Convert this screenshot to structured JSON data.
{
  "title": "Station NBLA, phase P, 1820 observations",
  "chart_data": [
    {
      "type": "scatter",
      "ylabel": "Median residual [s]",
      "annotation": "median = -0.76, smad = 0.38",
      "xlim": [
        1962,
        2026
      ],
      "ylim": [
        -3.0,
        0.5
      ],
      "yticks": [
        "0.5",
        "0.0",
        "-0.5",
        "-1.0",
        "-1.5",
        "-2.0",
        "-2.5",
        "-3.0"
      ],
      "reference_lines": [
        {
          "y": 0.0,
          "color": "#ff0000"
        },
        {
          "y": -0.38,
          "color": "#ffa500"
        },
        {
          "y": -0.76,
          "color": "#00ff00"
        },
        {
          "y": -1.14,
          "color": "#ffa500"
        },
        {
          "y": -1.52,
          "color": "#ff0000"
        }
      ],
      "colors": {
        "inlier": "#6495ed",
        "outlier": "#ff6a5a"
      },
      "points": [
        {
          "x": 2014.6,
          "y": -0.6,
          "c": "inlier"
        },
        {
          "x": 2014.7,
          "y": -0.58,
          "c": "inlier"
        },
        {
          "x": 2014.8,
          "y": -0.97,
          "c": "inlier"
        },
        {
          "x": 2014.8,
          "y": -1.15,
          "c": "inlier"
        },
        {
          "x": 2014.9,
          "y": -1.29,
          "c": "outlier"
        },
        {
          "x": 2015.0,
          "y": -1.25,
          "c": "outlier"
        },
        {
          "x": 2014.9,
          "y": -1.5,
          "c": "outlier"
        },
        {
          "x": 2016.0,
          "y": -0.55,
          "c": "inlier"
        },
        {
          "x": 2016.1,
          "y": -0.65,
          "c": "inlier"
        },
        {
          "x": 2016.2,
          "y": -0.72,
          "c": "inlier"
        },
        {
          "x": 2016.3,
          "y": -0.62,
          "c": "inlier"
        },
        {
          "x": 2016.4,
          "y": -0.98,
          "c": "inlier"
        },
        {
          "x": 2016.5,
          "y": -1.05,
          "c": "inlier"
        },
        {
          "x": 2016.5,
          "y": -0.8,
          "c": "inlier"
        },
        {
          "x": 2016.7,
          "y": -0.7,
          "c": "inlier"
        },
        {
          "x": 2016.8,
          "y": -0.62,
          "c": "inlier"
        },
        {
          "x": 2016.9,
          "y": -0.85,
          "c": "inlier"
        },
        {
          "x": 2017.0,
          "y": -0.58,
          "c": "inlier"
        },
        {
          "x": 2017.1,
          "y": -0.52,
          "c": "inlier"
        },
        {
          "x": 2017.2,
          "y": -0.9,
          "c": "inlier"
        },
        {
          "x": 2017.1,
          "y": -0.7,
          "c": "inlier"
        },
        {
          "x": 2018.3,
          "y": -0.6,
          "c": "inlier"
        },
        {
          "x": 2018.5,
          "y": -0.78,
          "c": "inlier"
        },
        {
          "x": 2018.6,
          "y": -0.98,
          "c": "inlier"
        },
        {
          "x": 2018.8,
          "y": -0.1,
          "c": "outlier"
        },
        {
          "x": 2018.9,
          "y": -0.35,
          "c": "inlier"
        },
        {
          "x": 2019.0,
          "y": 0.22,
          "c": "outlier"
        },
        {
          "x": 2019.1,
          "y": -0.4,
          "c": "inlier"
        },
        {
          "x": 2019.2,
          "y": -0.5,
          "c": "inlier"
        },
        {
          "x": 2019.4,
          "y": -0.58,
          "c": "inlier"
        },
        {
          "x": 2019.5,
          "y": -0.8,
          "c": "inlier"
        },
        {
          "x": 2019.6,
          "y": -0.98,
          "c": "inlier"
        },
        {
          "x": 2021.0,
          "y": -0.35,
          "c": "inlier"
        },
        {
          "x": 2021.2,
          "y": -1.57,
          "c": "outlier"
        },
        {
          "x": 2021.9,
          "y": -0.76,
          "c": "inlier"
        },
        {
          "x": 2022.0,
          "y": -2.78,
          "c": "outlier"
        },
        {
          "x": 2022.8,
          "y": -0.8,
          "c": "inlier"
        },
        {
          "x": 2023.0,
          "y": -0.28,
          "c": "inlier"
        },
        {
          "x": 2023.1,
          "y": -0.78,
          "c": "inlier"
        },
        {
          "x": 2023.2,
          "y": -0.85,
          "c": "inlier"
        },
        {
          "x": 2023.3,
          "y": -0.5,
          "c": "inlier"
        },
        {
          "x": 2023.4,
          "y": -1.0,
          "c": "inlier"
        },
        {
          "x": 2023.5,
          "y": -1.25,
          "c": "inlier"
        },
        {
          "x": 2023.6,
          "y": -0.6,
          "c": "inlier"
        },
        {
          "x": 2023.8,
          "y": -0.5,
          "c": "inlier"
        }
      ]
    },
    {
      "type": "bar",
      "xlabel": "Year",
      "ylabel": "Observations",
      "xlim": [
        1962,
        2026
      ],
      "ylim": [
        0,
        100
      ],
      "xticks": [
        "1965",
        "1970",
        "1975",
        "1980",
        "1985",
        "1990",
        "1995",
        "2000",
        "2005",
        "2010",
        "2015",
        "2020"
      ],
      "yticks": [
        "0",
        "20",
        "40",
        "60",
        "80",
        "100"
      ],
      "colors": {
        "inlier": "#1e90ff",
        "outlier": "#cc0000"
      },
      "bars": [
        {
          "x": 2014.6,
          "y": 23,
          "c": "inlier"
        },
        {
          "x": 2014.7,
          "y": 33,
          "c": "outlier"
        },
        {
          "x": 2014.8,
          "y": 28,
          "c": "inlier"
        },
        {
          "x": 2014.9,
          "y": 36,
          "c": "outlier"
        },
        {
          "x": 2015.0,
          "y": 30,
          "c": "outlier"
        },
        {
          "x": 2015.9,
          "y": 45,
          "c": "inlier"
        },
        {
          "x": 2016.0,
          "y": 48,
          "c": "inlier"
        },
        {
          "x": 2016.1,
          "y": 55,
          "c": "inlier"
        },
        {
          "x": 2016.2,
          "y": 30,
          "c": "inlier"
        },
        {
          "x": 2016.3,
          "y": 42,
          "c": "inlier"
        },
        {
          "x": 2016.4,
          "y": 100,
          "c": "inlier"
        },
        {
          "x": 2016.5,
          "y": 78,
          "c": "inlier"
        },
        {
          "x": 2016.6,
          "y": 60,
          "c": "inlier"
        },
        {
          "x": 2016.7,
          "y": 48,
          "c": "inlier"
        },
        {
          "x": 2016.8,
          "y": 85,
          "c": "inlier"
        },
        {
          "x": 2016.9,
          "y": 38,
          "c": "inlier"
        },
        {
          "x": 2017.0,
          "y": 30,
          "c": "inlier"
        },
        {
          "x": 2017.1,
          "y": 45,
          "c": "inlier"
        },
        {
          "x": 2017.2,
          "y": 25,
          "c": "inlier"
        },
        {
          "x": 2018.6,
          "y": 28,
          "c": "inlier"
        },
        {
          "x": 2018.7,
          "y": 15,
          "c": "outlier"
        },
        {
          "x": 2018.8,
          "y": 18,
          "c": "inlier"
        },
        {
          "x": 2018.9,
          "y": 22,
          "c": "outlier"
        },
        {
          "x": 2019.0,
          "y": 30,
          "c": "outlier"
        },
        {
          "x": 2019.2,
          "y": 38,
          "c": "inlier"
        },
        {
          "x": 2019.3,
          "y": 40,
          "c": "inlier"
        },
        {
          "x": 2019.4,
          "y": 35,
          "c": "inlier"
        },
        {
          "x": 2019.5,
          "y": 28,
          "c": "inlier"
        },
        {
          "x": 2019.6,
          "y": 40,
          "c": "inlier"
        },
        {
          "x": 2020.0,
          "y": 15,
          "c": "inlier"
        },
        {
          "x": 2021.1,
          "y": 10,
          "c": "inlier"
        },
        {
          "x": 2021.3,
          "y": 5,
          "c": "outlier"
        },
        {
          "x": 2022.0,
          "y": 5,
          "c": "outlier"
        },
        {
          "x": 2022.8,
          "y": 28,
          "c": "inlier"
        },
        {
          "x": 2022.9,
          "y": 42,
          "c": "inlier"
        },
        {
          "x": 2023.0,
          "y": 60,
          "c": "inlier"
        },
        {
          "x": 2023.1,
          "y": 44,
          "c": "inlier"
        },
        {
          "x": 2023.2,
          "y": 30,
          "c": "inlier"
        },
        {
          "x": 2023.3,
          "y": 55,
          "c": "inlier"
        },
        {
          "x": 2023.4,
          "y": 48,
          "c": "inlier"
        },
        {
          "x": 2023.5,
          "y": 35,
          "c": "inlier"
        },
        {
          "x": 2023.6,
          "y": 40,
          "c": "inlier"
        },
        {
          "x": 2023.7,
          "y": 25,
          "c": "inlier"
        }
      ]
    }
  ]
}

----

_WRITTEN REQUEST_. In the listing above, locate each line with "ylabel" and copy it.

_SOLUTION FOR THIS EXERCISE_.
      "ylabel": "Median residual [s]",
      "ylabel": "Observations",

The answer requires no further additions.